PROBLEM DESCRIPTION:
The records below must be transcribed exactly. Do not include the pictures.

MATERIAL SUPPLIED:
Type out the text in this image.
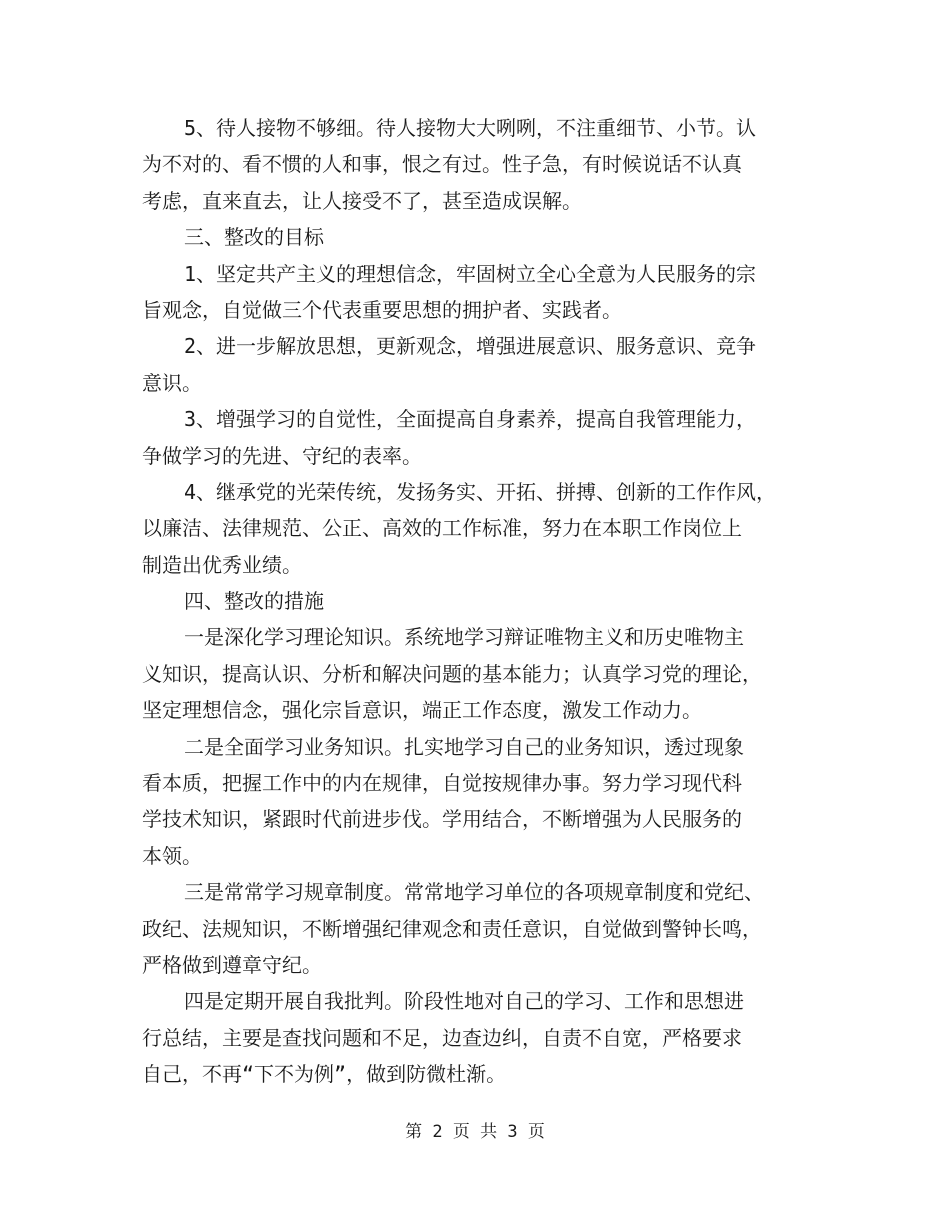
5、待人接物不够细。待人接物大大咧咧，不注重细节、小节。认
为不对的、看不惯的人和事，恨之有过。性子急，有时候说话不认真
考虑，直来直去，让人接受不了，甚至造成误解。
三、整改的目标
1、坚定共产主义的理想信念，牢固树立全心全意为人民服务的宗
旨观念，自觉做三个代表重要思想的拥护者、实践者。
2、进一步解放思想，更新观念，增强进展意识、服务意识、竞争
意识。
3、增强学习的自觉性，全面提高自身素养，提高自我管理能力，
争做学习的先进、守纪的表率。
4、继承党的光荣传统，发扬务实、开拓、拼搏、创新的工作作风，
以廉洁、法律规范、公正、高效的工作标准，努力在本职工作岗位上
制造出优秀业绩。
四、整改的措施
一是深化学习理论知识。系统地学习辩证唯物主义和历史唯物主
义知识，提高认识、分析和解决问题的基本能力；认真学习党的理论，
坚定理想信念，强化宗旨意识，端正工作态度，激发工作动力。
二是全面学习业务知识。扎实地学习自己的业务知识，透过现象
看本质，把握工作中的内在规律，自觉按规律办事。努力学习现代科
学技术知识，紧跟时代前进步伐。学用结合，不断增强为人民服务的
本领。
三是常常学习规章制度。常常地学习单位的各项规章制度和党纪、
政纪、法规知识，不断增强纪律观念和责任意识，自觉做到警钟长鸣，
严格做到遵章守纪。
四是定期开展自我批判。阶段性地对自己的学习、工作和思想进
行总结，主要是查找问题和不足，边查边纠，自责不自宽，严格要求
自己，不再“下不为例”，做到防微杜渐。
第 2 页 共 3 页
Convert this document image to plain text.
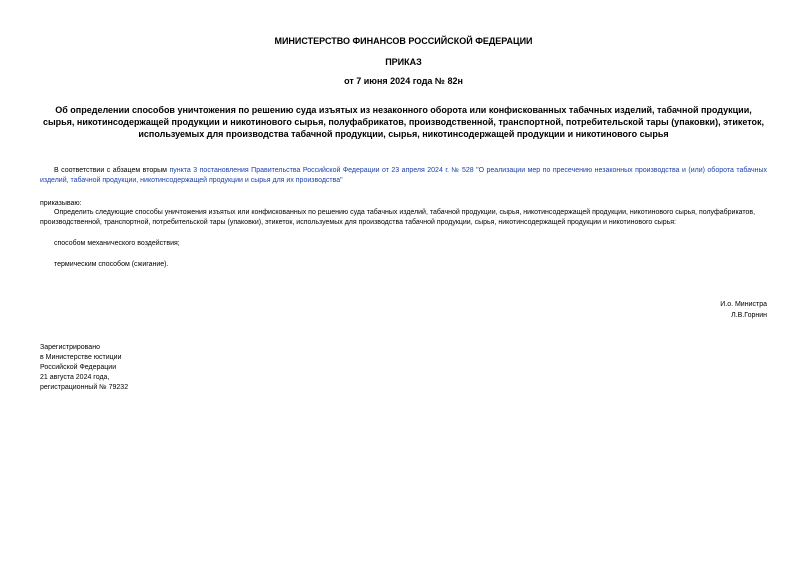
МИНИСТЕРСТВО ФИНАНСОВ РОССИЙСКОЙ ФЕДЕРАЦИИ
ПРИКАЗ
от 7 июня 2024 года № 82н
Об определении способов уничтожения по решению суда изъятых из незаконного оборота или конфискованных табачных изделий, табачной продукции, сырья, никотинсодержащей продукции и никотинового сырья, полуфабрикатов, производственной, транспортной, потребительской тары (упаковки), этикеток, используемых для производства табачной продукции, сырья, никотинсодержащей продукции и никотинового сырья
В соответствии с абзацем вторым пункта 3 постановления Правительства Российской Федерации от 23 апреля 2024 г. № 528 "О реализации мер по пресечению незаконных производства и (или) оборота табачных изделий, табачной продукции, никотинсодержащей продукции и сырья для их производства"
приказываю:
Определить следующие способы уничтожения изъятых или конфискованных по решению суда табачных изделий, табачной продукции, сырья, никотинсодержащей продукции, никотинового сырья, полуфабрикатов, производственной, транспортной, потребительской тары (упаковки), этикеток, используемых для производства табачной продукции, сырья, никотинсодержащей продукции и никотинового сырья:
способом механического воздействия;
термическим способом (сжигание).
И.о. Министра
Л.В.Горнин
Зарегистрировано
в Министерстве юстиции
Российской Федерации
21 августа 2024 года,
регистрационный № 79232
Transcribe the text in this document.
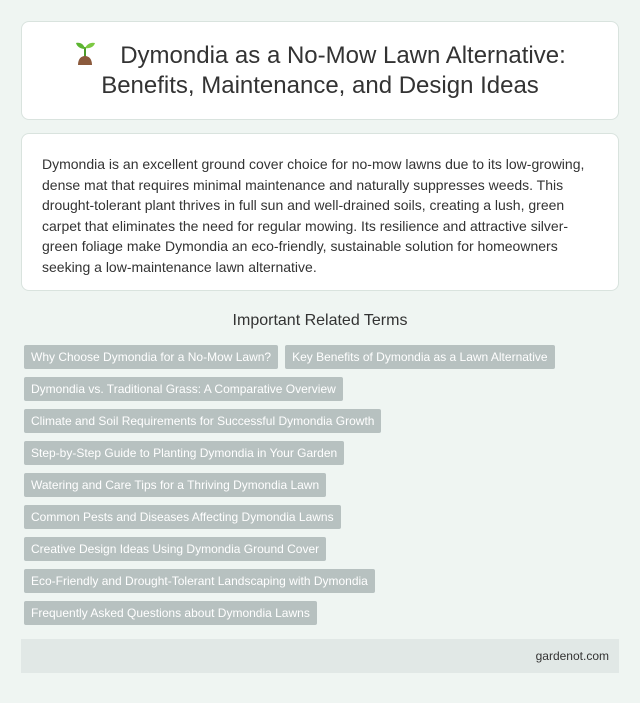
Dymondia as a No-Mow Lawn Alternative: Benefits, Maintenance, and Design Ideas

Dymondia is an excellent ground cover choice for no-mow lawns due to its low-growing, dense mat that requires minimal maintenance and naturally suppresses weeds. This drought-tolerant plant thrives in full sun and well-drained soils, creating a lush, green carpet that eliminates the need for regular mowing. Its resilience and attractive silver-green foliage make Dymondia an eco-friendly, sustainable solution for homeowners seeking a low-maintenance lawn alternative.

Important Related Terms
Why Choose Dymondia for a No-Mow Lawn?	Key Benefits of Dymondia as a Lawn Alternative
Dymondia vs. Traditional Grass: A Comparative Overview
Climate and Soil Requirements for Successful Dymondia Growth
Step-by-Step Guide to Planting Dymondia in Your Garden
Watering and Care Tips for a Thriving Dymondia Lawn
Common Pests and Diseases Affecting Dymondia Lawns
Creative Design Ideas Using Dymondia Ground Cover
Eco-Friendly and Drought-Tolerant Landscaping with Dymondia
Frequently Asked Questions about Dymondia Lawns
gardenot.com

EXERCISE RESPONSE:
Type out the text in this image.
5、待人接物不够细。待人接物大大咧咧，不注重细节、小节。认
为不对的、看不惯的人和事，恨之有过。性子急，有时候说话不认真
考虑，直来直去，让人接受不了，甚至造成误解。
三、整改的目标
1、坚定共产主义的理想信念，牢固树立全心全意为人民服务的宗
旨观念，自觉做三个代表重要思想的拥护者、实践者。
2、进一步解放思想，更新观念，增强进展意识、服务意识、竞争
意识。
3、增强学习的自觉性，全面提高自身素养，提高自我管理能力，
争做学习的先进、守纪的表率。
4、继承党的光荣传统，发扬务实、开拓、拼搏、创新的工作作风，
以廉洁、法律规范、公正、高效的工作标准，努力在本职工作岗位上
制造出优秀业绩。
四、整改的措施
一是深化学习理论知识。系统地学习辩证唯物主义和历史唯物主
义知识，提高认识、分析和解决问题的基本能力；认真学习党的理论，
坚定理想信念，强化宗旨意识，端正工作态度，激发工作动力。
二是全面学习业务知识。扎实地学习自己的业务知识，透过现象
看本质，把握工作中的内在规律，自觉按规律办事。努力学习现代科
学技术知识，紧跟时代前进步伐。学用结合，不断增强为人民服务的
本领。
三是常常学习规章制度。常常地学习单位的各项规章制度和党纪、
政纪、法规知识，不断增强纪律观念和责任意识，自觉做到警钟长鸣，
严格做到遵章守纪。
四是定期开展自我批判。阶段性地对自己的学习、工作和思想进
行总结，主要是查找问题和不足，边查边纠，自责不自宽，严格要求
自己，不再“下不为例”，做到防微杜渐。
第 2 页 共 3 页
Convert this document image to plain text.
МИНИСТЕРСТВО ФИНАНСОВ РОССИЙСКОЙ ФЕДЕРАЦИИ
ПРИКАЗ
от 7 июня 2024 года № 82н
Об определении способов уничтожения по решению суда изъятых из незаконного оборота или конфискованных табачных изделий, табачной продукции, сырья, никотинсодержащей продукции и никотинового сырья, полуфабрикатов, производственной, транспортной, потребительской тары (упаковки), этикеток, используемых для производства табачной продукции, сырья, никотинсодержащей продукции и никотинового сырья
В соответствии с абзацем вторым пункта 3 постановления Правительства Российской Федерации от 23 апреля 2024 г. № 528 "О реализации мер по пресечению незаконных производства и (или) оборота табачных изделий, табачной продукции, никотинсодержащей продукции и сырья для их производства"
приказываю:
Определить следующие способы уничтожения изъятых или конфискованных по решению суда табачных изделий, табачной продукции, сырья, никотинсодержащей продукции, никотинового сырья, полуфабрикатов, производственной, транспортной, потребительской тары (упаковки), этикеток, используемых для производства табачной продукции, сырья, никотинсодержащей продукции и никотинового сырья:
способом механического воздействия;
термическим способом (сжигание).
И.о. Министра
Л.В.Горнин
Зарегистрировано
в Министерстве юстиции
Российской Федерации
21 августа 2024 года,
регистрационный № 79232
Transcribe the text in this document.
Dymondia as a No-Mow Lawn Alternative: Benefits, Maintenance, and Design Ideas

Dymondia is an excellent ground cover choice for no-mow lawns due to its low-growing, dense mat that requires minimal maintenance and naturally suppresses weeds. This drought-tolerant plant thrives in full sun and well-drained soils, creating a lush, green carpet that eliminates the need for regular mowing. Its resilience and attractive silver-green foliage make Dymondia an eco-friendly, sustainable solution for homeowners seeking a low-maintenance lawn alternative.

Important Related Terms
Why Choose Dymondia for a No-Mow Lawn?	Key Benefits of Dymondia as a Lawn Alternative
Dymondia vs. Traditional Grass: A Comparative Overview
Climate and Soil Requirements for Successful Dymondia Growth
Step-by-Step Guide to Planting Dymondia in Your Garden
Watering and Care Tips for a Thriving Dymondia Lawn
Common Pests and Diseases Affecting Dymondia Lawns
Creative Design Ideas Using Dymondia Ground Cover
Eco-Friendly and Drought-Tolerant Landscaping with Dymondia
Frequently Asked Questions about Dymondia Lawns
gardenot.com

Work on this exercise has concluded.